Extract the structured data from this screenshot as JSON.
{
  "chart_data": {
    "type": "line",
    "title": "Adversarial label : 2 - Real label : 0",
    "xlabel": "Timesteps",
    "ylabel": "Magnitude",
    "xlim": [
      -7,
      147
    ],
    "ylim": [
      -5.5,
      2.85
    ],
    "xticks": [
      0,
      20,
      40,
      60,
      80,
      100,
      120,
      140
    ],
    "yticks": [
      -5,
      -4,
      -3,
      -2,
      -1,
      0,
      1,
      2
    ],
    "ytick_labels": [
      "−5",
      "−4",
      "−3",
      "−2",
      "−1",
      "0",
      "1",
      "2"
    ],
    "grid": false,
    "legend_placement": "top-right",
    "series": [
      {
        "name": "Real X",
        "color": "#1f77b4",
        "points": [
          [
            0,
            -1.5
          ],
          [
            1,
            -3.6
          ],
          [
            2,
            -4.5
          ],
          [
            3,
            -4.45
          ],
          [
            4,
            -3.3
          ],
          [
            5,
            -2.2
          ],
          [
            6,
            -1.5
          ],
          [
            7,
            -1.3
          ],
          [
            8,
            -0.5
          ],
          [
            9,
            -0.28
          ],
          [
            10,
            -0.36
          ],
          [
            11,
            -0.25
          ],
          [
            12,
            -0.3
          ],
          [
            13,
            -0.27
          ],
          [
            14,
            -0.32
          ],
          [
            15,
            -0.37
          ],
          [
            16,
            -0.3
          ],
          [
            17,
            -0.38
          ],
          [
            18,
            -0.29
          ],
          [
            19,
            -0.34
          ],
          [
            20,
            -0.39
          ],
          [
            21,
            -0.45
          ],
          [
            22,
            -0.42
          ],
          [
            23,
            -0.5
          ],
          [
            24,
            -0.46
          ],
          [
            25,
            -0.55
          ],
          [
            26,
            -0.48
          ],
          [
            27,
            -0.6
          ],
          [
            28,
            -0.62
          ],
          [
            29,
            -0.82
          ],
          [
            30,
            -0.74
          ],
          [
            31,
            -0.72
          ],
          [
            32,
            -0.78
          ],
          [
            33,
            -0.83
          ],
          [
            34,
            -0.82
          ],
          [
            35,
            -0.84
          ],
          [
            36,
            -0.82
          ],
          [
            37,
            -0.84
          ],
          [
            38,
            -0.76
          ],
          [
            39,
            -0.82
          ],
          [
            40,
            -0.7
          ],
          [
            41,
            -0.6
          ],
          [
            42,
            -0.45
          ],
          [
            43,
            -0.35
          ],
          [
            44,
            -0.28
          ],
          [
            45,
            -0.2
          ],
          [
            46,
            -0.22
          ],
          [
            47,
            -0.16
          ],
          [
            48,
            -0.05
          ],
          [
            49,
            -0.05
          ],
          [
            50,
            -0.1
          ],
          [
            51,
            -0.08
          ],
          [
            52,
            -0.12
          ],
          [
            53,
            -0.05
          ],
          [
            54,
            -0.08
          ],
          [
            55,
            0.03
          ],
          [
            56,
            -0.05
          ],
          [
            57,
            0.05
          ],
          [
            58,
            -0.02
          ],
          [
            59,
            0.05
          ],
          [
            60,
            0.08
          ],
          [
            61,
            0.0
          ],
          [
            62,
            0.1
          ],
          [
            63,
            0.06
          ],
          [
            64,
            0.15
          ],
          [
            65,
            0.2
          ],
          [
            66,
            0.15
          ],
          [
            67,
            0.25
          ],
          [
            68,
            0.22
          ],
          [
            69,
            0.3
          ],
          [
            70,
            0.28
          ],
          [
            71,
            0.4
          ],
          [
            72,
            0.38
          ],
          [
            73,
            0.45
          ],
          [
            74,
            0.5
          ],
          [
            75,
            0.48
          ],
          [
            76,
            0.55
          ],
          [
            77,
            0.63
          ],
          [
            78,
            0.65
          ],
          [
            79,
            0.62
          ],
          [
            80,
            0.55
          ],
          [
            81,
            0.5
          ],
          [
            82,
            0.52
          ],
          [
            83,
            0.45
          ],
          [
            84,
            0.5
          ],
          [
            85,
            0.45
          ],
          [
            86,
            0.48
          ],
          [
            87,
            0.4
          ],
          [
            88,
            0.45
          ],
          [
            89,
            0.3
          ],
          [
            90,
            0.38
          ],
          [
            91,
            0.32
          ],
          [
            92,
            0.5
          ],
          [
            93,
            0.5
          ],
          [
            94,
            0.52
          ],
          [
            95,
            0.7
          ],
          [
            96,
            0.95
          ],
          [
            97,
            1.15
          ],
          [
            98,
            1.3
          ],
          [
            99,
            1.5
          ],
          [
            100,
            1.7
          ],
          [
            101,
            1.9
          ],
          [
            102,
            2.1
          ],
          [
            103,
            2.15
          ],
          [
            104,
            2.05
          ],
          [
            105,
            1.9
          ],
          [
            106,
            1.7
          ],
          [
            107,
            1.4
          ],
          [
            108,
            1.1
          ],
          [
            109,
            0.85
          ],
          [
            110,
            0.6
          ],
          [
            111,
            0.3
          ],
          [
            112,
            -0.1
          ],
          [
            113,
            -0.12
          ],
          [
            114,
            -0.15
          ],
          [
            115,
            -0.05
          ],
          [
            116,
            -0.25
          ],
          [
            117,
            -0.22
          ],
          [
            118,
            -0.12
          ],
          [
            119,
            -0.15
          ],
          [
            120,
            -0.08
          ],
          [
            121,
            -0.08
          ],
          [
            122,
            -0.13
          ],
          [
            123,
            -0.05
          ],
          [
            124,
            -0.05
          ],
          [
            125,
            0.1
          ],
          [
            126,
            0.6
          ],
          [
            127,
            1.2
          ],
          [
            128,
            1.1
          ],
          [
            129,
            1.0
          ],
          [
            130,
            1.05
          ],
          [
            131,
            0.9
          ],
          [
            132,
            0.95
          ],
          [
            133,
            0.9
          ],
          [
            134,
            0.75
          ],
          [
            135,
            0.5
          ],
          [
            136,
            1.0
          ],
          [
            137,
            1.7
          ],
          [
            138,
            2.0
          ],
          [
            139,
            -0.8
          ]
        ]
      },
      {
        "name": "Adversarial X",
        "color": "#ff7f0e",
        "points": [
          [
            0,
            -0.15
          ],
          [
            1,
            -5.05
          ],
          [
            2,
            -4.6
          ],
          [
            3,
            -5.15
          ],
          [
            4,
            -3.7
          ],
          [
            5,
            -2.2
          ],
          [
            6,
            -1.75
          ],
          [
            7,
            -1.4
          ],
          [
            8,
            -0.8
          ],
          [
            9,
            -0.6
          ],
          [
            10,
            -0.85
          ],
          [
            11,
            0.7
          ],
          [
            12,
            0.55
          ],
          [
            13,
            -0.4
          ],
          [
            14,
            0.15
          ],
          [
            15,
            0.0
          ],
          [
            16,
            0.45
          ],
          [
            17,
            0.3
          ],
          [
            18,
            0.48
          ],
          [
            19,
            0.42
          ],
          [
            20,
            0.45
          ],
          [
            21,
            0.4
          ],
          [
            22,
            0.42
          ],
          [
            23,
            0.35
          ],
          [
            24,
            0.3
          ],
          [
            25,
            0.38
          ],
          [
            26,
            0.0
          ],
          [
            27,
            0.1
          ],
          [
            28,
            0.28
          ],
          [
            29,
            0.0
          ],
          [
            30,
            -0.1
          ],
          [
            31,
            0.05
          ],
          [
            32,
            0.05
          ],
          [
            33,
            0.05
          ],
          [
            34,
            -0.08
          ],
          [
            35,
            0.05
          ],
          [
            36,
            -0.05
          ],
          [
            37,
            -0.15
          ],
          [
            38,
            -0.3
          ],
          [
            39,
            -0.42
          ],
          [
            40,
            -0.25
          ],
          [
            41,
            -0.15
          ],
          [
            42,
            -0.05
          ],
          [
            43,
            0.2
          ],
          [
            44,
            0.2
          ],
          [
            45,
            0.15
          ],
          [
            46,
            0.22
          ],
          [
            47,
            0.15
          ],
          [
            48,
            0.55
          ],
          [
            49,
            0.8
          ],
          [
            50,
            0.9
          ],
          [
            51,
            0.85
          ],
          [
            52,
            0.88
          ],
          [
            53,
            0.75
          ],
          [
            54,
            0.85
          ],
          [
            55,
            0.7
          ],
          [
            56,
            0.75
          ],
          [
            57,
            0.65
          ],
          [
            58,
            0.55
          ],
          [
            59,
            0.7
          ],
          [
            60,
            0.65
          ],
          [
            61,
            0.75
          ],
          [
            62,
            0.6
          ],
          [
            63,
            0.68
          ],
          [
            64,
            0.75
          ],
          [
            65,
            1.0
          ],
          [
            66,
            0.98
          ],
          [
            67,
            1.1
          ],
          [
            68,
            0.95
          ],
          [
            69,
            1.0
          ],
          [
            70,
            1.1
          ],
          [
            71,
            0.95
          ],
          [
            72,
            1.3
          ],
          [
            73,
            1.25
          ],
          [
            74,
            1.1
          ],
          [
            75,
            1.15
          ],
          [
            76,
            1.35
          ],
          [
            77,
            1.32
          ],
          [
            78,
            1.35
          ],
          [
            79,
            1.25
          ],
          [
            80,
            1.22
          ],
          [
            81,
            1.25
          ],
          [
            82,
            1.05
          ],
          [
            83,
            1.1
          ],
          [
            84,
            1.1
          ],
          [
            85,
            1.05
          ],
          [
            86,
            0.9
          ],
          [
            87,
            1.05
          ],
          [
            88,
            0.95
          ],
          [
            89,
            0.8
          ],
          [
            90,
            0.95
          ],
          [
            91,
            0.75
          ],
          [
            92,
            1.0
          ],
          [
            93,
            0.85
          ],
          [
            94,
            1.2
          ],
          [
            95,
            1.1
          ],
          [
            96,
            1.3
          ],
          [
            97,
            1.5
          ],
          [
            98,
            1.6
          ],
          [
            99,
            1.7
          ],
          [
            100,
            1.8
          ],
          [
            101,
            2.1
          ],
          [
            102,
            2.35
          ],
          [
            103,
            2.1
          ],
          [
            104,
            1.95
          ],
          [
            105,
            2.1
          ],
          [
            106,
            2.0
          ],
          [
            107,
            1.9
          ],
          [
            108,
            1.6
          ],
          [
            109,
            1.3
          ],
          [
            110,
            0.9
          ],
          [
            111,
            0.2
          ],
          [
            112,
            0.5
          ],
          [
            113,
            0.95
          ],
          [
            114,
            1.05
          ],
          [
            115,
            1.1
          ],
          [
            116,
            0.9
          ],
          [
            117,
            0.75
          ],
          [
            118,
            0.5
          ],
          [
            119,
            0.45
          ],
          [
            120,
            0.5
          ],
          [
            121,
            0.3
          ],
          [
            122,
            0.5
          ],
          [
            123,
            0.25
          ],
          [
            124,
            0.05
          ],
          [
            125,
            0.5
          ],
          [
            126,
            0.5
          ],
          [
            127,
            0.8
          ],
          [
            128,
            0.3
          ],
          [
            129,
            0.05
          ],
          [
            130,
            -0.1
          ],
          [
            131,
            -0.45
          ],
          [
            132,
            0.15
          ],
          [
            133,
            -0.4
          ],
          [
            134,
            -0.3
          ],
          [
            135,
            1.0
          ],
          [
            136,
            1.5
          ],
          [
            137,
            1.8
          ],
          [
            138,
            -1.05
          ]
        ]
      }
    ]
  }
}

::::::::::

* [TASK OBJECTIVE] Where does the word "Real" appear in the listing? List each line that holds it.

* [RESPONSE]
    "title": "Adversarial label : 2 - Real label : 0",
        "name": "Real X",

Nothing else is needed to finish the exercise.